-- MATERIAL FOR THIS EXERCISE start --

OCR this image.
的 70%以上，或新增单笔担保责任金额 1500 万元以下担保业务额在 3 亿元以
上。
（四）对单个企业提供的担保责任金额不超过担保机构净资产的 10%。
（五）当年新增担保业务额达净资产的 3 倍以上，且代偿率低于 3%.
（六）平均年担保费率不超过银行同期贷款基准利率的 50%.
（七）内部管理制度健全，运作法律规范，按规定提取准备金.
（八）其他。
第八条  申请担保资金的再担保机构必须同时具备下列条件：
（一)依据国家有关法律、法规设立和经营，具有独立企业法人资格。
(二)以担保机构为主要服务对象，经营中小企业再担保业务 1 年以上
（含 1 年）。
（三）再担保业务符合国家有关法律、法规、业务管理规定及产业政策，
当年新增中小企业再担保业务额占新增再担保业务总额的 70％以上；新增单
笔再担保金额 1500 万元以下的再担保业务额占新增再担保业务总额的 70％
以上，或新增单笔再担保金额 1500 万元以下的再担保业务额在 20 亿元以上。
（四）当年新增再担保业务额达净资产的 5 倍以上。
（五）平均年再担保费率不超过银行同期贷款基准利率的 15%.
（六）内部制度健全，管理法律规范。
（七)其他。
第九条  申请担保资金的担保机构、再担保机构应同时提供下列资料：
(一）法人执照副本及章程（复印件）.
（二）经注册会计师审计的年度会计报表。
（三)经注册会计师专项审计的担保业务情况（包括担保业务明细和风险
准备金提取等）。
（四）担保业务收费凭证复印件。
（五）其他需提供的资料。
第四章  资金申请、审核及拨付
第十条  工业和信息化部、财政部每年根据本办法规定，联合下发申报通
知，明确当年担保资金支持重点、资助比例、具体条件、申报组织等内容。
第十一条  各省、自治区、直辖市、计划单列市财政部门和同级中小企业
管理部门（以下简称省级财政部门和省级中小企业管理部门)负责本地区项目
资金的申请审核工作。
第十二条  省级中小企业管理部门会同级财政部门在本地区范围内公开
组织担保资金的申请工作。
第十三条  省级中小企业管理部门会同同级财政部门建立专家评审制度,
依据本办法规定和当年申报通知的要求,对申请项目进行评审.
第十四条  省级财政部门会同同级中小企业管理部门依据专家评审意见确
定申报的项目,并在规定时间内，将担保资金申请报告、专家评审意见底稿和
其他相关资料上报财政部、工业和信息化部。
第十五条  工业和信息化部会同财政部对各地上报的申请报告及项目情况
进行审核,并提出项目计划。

-- MATERIAL FOR THIS EXERCISE end --

[EXERCISE PROMPT] The entries above should be repeated exactly, every one of them.

[FULL RESPONSE]
OCR this image.
的 70%以上，或新增单笔担保责任金额 1500 万元以下担保业务额在 3 亿元以
上。
（四）对单个企业提供的担保责任金额不超过担保机构净资产的 10%。
（五）当年新增担保业务额达净资产的 3 倍以上，且代偿率低于 3%.
（六）平均年担保费率不超过银行同期贷款基准利率的 50%.
（七）内部管理制度健全，运作法律规范，按规定提取准备金.
（八）其他。
第八条  申请担保资金的再担保机构必须同时具备下列条件：
（一)依据国家有关法律、法规设立和经营，具有独立企业法人资格。
(二)以担保机构为主要服务对象，经营中小企业再担保业务 1 年以上
（含 1 年）。
（三）再担保业务符合国家有关法律、法规、业务管理规定及产业政策，
当年新增中小企业再担保业务额占新增再担保业务总额的 70％以上；新增单
笔再担保金额 1500 万元以下的再担保业务额占新增再担保业务总额的 70％
以上，或新增单笔再担保金额 1500 万元以下的再担保业务额在 20 亿元以上。
（四）当年新增再担保业务额达净资产的 5 倍以上。
（五）平均年再担保费率不超过银行同期贷款基准利率的 15%.
（六）内部制度健全，管理法律规范。
（七)其他。
第九条  申请担保资金的担保机构、再担保机构应同时提供下列资料：
(一）法人执照副本及章程（复印件）.
（二）经注册会计师审计的年度会计报表。
（三)经注册会计师专项审计的担保业务情况（包括担保业务明细和风险
准备金提取等）。
（四）担保业务收费凭证复印件。
（五）其他需提供的资料。
第四章  资金申请、审核及拨付
第十条  工业和信息化部、财政部每年根据本办法规定，联合下发申报通
知，明确当年担保资金支持重点、资助比例、具体条件、申报组织等内容。
第十一条  各省、自治区、直辖市、计划单列市财政部门和同级中小企业
管理部门（以下简称省级财政部门和省级中小企业管理部门)负责本地区项目
资金的申请审核工作。
第十二条  省级中小企业管理部门会同级财政部门在本地区范围内公开
组织担保资金的申请工作。
第十三条  省级中小企业管理部门会同同级财政部门建立专家评审制度,
依据本办法规定和当年申报通知的要求,对申请项目进行评审.
第十四条  省级财政部门会同同级中小企业管理部门依据专家评审意见确
定申报的项目,并在规定时间内，将担保资金申请报告、专家评审意见底稿和
其他相关资料上报财政部、工业和信息化部。
第十五条  工业和信息化部会同财政部对各地上报的申请报告及项目情况
进行审核,并提出项目计划。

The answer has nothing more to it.